> **CHALLENGE**
Report every line in the listing below where the string "Medianpreises" shows up.

> **WORKING DATA**
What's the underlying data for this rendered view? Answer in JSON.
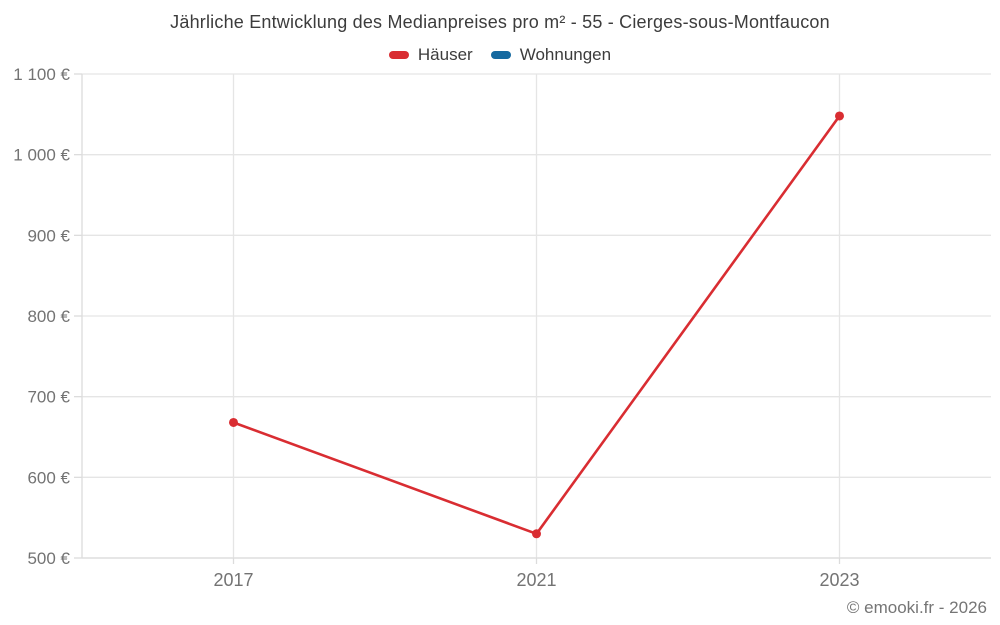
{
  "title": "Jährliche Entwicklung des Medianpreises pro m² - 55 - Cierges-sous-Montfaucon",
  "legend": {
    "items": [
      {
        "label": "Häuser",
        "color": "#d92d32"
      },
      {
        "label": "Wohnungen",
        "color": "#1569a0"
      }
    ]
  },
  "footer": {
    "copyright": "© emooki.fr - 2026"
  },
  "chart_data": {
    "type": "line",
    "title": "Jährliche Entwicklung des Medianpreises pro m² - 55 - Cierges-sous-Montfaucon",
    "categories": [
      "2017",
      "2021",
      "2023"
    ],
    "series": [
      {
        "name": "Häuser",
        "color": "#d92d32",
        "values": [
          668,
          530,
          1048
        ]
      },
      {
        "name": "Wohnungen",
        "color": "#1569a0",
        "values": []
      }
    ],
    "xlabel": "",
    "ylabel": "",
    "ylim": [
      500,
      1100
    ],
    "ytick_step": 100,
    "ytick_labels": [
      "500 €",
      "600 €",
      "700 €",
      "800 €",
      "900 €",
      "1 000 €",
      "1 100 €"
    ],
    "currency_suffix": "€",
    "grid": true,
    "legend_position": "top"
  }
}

> **THE ANSWER**
  "title": "Jährliche Entwicklung des Medianpreises pro m² - 55 - Cierges-sous-Montfaucon",
    "title": "Jährliche Entwicklung des Medianpreises pro m² - 55 - Cierges-sous-Montfaucon",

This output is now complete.